MATERIAL SHOWN –
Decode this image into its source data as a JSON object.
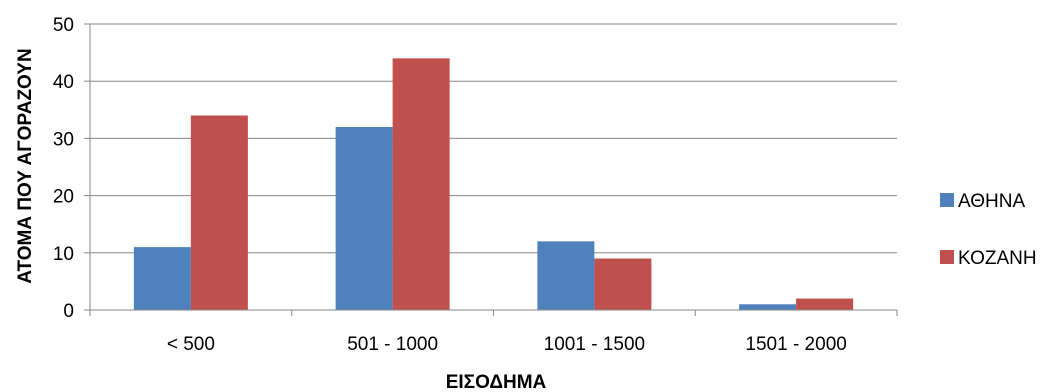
{
  "chart_data": {
    "type": "bar",
    "categories": [
      "< 500",
      "501 - 1000",
      "1001 - 1500",
      "1501 - 2000"
    ],
    "series": [
      {
        "name": "ΑΘΗΝΑ",
        "values": [
          11,
          32,
          12,
          1
        ],
        "color": "#4f81bd"
      },
      {
        "name": "ΚΟΖΑΝΗ",
        "values": [
          34,
          44,
          9,
          2
        ],
        "color": "#c0504d"
      }
    ],
    "title": "",
    "xlabel": "ΕΙΣΟΔΗΜΑ",
    "ylabel": "ΑΤΟΜΑ ΠΟΥ ΑΓΟΡΑΖΟΥΝ",
    "ylim": [
      0,
      50
    ],
    "yticks": [
      0,
      10,
      20,
      30,
      40,
      50
    ],
    "grid": true,
    "legend_position": "right"
  }
}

WRITTEN INSTRUCTION –
Exact duplication of all the records is required; pictures are omitted from the copy.

TASK OUTPUT –
Decode this image into its source data as a JSON object.
{
  "chart_data": {
    "type": "bar",
    "categories": [
      "< 500",
      "501 - 1000",
      "1001 - 1500",
      "1501 - 2000"
    ],
    "series": [
      {
        "name": "ΑΘΗΝΑ",
        "values": [
          11,
          32,
          12,
          1
        ],
        "color": "#4f81bd"
      },
      {
        "name": "ΚΟΖΑΝΗ",
        "values": [
          34,
          44,
          9,
          2
        ],
        "color": "#c0504d"
      }
    ],
    "title": "",
    "xlabel": "ΕΙΣΟΔΗΜΑ",
    "ylabel": "ΑΤΟΜΑ ΠΟΥ ΑΓΟΡΑΖΟΥΝ",
    "ylim": [
      0,
      50
    ],
    "yticks": [
      0,
      10,
      20,
      30,
      40,
      50
    ],
    "grid": true,
    "legend_position": "right"
  }
}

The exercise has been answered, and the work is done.